#### [Exercise aim]
Check every line below for the word "Days" and copy each one that has it.

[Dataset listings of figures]
_____
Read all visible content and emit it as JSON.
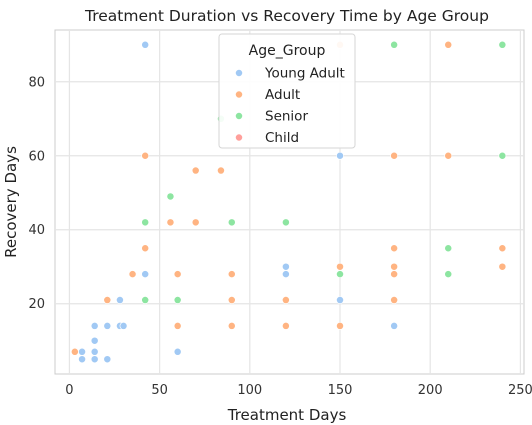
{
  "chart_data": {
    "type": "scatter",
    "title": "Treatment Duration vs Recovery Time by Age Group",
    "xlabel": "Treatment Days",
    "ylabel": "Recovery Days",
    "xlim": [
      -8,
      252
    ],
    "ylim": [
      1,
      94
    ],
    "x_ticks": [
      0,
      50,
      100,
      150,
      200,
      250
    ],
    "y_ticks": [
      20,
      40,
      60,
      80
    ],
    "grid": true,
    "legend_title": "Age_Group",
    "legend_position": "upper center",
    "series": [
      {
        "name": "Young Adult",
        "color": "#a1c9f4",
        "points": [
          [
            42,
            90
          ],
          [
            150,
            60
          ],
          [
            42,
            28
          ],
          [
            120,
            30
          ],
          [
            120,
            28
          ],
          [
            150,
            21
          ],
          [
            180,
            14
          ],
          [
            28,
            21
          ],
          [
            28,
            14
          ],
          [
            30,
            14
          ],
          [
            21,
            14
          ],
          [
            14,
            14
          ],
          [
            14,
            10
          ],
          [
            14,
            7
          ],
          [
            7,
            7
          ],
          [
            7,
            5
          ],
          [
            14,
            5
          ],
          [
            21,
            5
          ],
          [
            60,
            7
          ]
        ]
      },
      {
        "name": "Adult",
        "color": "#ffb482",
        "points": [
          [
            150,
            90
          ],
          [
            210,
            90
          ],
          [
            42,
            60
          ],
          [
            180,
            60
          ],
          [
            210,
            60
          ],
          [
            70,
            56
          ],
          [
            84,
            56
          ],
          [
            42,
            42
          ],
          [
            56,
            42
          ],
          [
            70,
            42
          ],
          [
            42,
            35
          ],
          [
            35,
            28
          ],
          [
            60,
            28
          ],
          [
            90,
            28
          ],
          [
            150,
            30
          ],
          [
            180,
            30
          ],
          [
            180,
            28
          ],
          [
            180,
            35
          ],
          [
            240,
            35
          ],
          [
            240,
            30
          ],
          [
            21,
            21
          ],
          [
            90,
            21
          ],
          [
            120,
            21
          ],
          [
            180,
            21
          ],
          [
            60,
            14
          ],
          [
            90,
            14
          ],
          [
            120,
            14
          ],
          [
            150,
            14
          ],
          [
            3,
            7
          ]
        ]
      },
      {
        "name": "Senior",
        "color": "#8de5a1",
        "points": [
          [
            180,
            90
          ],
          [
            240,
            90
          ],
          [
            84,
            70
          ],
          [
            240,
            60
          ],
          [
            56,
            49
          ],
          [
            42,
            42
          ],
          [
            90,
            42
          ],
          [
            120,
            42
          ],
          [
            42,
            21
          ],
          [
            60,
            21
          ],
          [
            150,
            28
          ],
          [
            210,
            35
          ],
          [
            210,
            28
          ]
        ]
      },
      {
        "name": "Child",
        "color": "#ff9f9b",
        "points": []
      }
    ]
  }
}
_____
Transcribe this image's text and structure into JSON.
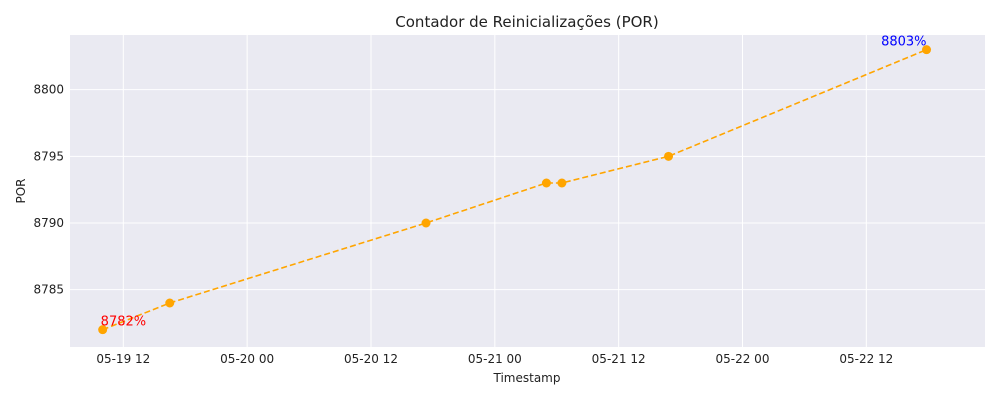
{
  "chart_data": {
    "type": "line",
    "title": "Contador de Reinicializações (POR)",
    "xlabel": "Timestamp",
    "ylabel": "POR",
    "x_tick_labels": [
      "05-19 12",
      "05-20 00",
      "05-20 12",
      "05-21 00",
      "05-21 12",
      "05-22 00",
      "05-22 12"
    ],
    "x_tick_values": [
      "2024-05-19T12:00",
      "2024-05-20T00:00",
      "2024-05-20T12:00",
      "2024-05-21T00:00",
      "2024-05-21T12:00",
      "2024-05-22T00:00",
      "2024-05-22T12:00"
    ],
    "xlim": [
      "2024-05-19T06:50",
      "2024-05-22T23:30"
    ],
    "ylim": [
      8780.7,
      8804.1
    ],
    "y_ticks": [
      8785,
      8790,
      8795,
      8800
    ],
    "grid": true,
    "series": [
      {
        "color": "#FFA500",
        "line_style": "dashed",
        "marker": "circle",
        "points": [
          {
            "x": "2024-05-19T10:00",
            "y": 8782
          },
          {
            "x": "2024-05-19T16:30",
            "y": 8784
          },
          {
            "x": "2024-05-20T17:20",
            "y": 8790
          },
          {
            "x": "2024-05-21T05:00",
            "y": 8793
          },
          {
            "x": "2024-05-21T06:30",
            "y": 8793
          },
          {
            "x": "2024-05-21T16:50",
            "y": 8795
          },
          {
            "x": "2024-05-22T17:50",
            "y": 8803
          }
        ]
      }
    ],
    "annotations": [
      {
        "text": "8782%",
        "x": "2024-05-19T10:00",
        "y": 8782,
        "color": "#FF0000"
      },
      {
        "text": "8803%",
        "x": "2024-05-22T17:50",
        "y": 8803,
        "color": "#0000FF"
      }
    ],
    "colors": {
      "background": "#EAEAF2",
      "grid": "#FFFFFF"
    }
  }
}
_____
#### [Written solution]
    "xlabel": "Treatment Days",
    "ylabel": "Recovery Days",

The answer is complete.